Search the data below for the word "JSON" and copy each line that holds it.

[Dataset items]
===

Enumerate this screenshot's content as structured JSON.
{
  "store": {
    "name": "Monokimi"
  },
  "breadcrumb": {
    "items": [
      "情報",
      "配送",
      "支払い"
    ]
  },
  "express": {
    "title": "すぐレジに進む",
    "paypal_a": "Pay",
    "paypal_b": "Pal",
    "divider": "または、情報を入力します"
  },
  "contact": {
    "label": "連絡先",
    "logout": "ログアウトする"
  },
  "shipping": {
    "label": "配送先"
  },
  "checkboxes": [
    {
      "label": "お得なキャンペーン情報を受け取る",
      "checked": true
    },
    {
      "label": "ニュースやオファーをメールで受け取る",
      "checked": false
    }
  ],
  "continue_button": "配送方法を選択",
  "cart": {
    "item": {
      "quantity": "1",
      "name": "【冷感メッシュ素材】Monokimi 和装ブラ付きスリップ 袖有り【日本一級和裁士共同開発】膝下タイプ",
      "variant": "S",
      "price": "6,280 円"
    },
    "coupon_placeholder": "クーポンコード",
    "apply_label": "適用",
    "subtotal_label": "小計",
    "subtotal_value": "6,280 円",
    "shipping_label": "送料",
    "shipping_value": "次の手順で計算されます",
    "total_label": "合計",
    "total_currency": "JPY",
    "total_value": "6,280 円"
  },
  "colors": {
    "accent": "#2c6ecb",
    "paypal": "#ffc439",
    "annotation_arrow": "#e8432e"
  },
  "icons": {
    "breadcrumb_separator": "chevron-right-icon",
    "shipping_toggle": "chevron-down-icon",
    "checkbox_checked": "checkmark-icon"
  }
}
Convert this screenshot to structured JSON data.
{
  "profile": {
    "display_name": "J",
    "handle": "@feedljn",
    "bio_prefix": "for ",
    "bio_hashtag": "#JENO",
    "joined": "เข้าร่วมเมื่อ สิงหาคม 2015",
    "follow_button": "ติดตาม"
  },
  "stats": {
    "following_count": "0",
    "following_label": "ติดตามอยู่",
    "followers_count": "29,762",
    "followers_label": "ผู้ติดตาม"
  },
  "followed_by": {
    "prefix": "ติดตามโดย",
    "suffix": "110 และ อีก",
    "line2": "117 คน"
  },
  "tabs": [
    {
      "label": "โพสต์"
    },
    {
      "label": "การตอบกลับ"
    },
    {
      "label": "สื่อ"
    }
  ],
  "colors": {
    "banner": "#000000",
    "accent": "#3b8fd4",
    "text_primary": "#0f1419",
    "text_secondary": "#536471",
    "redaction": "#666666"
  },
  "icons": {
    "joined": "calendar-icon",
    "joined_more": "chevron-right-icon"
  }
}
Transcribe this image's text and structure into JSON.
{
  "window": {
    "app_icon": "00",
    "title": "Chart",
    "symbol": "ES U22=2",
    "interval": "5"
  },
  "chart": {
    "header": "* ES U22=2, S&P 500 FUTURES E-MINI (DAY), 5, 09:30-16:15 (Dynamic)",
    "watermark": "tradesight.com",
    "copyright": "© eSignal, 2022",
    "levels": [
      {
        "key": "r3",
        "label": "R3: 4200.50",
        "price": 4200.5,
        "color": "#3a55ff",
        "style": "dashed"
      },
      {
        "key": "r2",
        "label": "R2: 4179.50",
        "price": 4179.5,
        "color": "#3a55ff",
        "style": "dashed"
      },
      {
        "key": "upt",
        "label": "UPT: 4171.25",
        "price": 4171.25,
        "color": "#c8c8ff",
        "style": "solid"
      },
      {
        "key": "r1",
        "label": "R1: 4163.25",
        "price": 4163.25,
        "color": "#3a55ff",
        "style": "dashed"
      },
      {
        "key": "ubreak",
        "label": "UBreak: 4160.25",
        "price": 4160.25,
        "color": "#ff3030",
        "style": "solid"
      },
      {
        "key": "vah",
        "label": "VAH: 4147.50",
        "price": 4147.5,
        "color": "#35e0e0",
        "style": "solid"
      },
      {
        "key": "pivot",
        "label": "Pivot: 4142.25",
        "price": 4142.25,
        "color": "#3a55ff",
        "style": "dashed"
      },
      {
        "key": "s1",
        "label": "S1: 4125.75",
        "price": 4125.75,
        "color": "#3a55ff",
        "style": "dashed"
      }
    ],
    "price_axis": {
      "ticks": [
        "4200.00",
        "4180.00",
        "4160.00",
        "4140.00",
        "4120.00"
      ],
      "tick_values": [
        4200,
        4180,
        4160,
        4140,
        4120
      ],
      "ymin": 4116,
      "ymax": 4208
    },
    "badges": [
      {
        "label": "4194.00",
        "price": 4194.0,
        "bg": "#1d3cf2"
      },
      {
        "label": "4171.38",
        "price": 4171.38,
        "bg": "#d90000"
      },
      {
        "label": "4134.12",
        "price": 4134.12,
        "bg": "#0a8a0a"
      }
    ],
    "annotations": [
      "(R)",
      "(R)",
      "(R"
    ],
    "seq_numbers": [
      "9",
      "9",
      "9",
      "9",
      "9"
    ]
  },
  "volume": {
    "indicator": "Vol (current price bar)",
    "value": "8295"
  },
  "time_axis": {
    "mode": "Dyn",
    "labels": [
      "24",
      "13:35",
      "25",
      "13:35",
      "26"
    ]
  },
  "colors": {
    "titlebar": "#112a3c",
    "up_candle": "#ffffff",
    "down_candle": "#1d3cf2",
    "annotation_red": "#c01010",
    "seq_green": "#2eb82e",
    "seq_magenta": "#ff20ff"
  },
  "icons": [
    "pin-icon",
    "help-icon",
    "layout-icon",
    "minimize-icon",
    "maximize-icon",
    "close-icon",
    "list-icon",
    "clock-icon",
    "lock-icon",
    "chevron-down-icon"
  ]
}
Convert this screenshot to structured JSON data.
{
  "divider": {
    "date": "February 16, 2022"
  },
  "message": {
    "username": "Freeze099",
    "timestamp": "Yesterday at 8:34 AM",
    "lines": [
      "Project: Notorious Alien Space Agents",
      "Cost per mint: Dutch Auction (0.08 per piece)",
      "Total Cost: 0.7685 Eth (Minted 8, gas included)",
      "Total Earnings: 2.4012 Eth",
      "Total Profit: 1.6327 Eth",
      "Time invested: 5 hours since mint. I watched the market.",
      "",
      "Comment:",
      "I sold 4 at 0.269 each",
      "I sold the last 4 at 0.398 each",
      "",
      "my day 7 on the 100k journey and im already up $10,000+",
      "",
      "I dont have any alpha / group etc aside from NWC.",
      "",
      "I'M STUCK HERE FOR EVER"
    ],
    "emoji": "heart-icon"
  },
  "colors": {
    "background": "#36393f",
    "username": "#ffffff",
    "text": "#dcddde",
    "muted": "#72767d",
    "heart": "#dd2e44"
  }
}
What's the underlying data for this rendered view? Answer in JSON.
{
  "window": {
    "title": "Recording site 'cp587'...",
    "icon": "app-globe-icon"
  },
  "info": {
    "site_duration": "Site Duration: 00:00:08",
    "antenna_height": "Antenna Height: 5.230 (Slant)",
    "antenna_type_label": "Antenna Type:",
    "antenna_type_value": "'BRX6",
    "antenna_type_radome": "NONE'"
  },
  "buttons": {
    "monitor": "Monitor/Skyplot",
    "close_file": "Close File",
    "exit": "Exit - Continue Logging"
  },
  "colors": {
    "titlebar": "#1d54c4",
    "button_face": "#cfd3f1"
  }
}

===

#### Finished task:
Enumerate this screenshot's content as structured JSON.
Convert this screenshot to structured JSON data.
Transcribe this image's text and structure into JSON.
Convert this screenshot to structured JSON data.
What's the underlying data for this rendered view? Answer in JSON.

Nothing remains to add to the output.